### [YOUR TASK]
Pictures are not part of the copy; repeat everything else in the records exactly.

━━━━━ SUPPLIED RECORDS ━━━━━

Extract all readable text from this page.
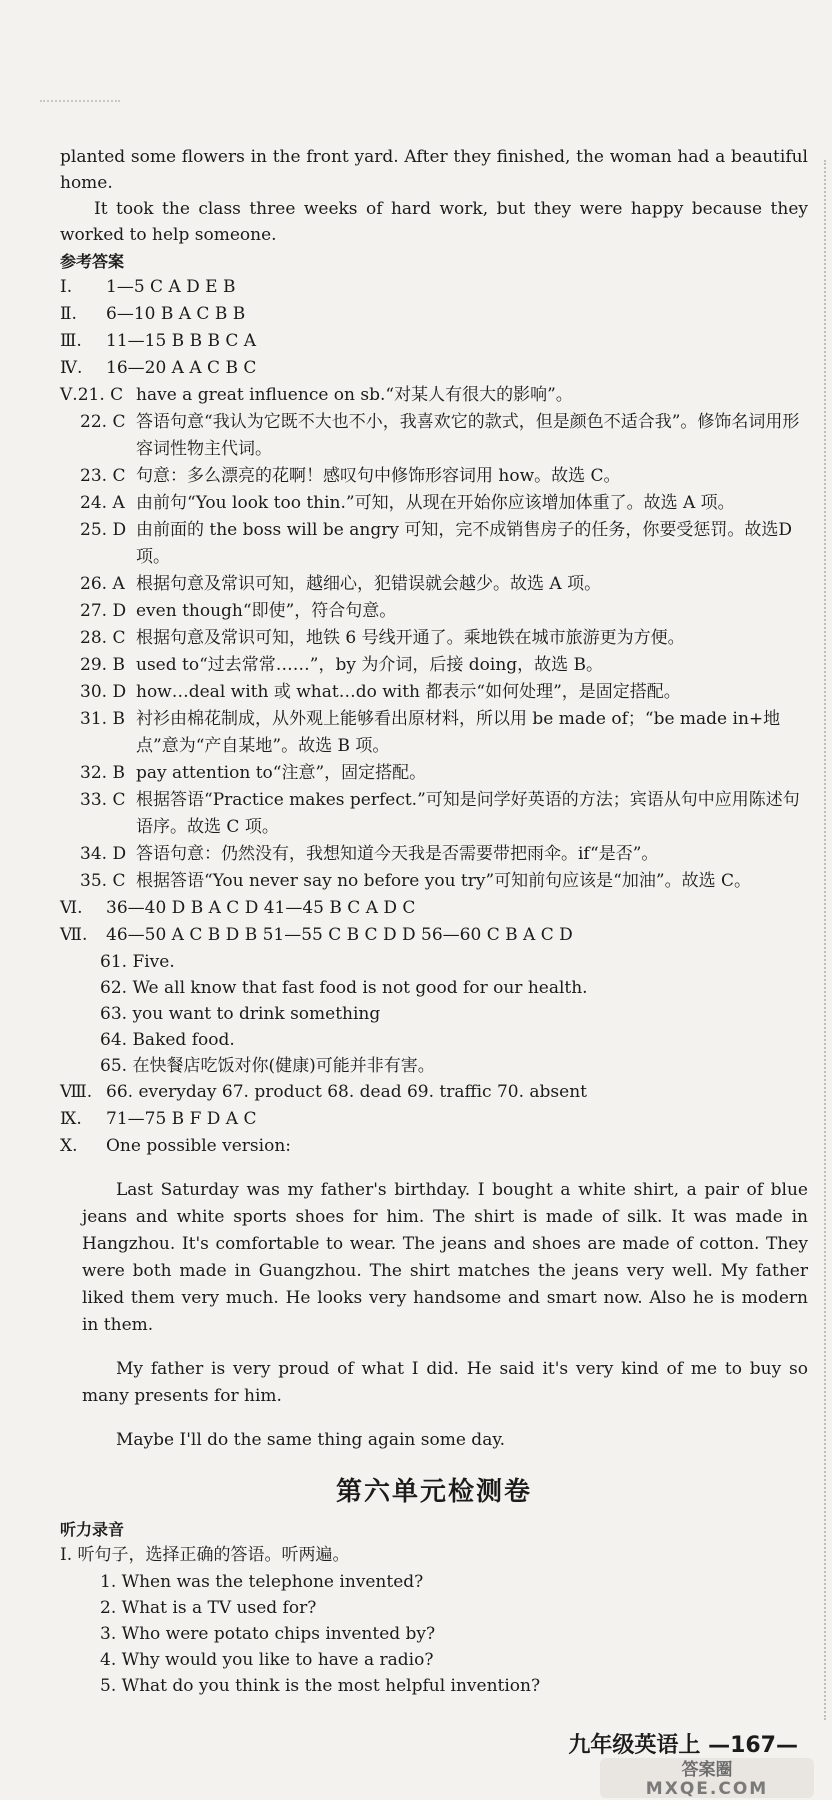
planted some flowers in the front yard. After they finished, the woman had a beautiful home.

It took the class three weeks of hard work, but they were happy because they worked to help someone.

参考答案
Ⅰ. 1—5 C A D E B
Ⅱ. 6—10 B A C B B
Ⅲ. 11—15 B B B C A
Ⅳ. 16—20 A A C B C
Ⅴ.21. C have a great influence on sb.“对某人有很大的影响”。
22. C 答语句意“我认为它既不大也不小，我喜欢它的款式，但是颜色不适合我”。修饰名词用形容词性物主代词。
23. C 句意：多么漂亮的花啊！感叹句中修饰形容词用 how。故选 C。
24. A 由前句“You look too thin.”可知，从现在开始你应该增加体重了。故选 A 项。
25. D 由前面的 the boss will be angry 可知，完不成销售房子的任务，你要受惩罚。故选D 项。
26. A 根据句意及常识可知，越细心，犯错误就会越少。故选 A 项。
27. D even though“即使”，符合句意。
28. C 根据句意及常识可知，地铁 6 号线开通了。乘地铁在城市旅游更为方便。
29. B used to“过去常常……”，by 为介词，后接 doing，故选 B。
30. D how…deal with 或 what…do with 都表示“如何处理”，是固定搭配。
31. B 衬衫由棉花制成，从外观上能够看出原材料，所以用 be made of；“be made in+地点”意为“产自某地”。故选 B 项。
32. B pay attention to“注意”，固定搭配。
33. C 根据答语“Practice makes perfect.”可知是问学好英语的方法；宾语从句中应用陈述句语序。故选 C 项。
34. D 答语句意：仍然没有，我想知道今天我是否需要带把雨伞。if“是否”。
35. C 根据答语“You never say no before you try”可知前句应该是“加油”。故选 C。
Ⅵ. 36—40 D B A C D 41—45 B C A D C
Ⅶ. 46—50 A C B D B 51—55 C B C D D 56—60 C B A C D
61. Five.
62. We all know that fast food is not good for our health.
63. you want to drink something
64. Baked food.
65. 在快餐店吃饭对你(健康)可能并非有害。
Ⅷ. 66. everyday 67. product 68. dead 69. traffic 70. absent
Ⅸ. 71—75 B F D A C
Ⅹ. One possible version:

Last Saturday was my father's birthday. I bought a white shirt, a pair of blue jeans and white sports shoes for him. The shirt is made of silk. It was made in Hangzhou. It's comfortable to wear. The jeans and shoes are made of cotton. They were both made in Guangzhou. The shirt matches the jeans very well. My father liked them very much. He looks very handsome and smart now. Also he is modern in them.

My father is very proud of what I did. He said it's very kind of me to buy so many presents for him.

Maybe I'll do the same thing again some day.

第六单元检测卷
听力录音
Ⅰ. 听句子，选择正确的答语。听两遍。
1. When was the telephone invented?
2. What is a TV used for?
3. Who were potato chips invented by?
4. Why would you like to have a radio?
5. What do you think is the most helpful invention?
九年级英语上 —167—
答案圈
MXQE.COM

━━━━━

### [COMPLETED EXERCISE]
Extract all readable text from this page.
planted some flowers in the front yard. After they finished, the woman had a beautiful home.

It took the class three weeks of hard work, but they were happy because they worked to help someone.

参考答案
Ⅰ. 1—5 C A D E B
Ⅱ. 6—10 B A C B B
Ⅲ. 11—15 B B B C A
Ⅳ. 16—20 A A C B C
Ⅴ.21. C have a great influence on sb.“对某人有很大的影响”。
22. C 答语句意“我认为它既不大也不小，我喜欢它的款式，但是颜色不适合我”。修饰名词用形容词性物主代词。
23. C 句意：多么漂亮的花啊！感叹句中修饰形容词用 how。故选 C。
24. A 由前句“You look too thin.”可知，从现在开始你应该增加体重了。故选 A 项。
25. D 由前面的 the boss will be angry 可知，完不成销售房子的任务，你要受惩罚。故选D 项。
26. A 根据句意及常识可知，越细心，犯错误就会越少。故选 A 项。
27. D even though“即使”，符合句意。
28. C 根据句意及常识可知，地铁 6 号线开通了。乘地铁在城市旅游更为方便。
29. B used to“过去常常……”，by 为介词，后接 doing，故选 B。
30. D how…deal with 或 what…do with 都表示“如何处理”，是固定搭配。
31. B 衬衫由棉花制成，从外观上能够看出原材料，所以用 be made of；“be made in+地点”意为“产自某地”。故选 B 项。
32. B pay attention to“注意”，固定搭配。
33. C 根据答语“Practice makes perfect.”可知是问学好英语的方法；宾语从句中应用陈述句语序。故选 C 项。
34. D 答语句意：仍然没有，我想知道今天我是否需要带把雨伞。if“是否”。
35. C 根据答语“You never say no before you try”可知前句应该是“加油”。故选 C。
Ⅵ. 36—40 D B A C D 41—45 B C A D C
Ⅶ. 46—50 A C B D B 51—55 C B C D D 56—60 C B A C D
61. Five.
62. We all know that fast food is not good for our health.
63. you want to drink something
64. Baked food.
65. 在快餐店吃饭对你(健康)可能并非有害。
Ⅷ. 66. everyday 67. product 68. dead 69. traffic 70. absent
Ⅸ. 71—75 B F D A C
Ⅹ. One possible version:

Last Saturday was my father's birthday. I bought a white shirt, a pair of blue jeans and white sports shoes for him. The shirt is made of silk. It was made in Hangzhou. It's comfortable to wear. The jeans and shoes are made of cotton. They were both made in Guangzhou. The shirt matches the jeans very well. My father liked them very much. He looks very handsome and smart now. Also he is modern in them.

My father is very proud of what I did. He said it's very kind of me to buy so many presents for him.

Maybe I'll do the same thing again some day.

第六单元检测卷
听力录音
Ⅰ. 听句子，选择正确的答语。听两遍。
1. When was the telephone invented?
2. What is a TV used for?
3. Who were potato chips invented by?
4. Why would you like to have a radio?
5. What do you think is the most helpful invention?
九年级英语上 —167—
答案圈
MXQE.COM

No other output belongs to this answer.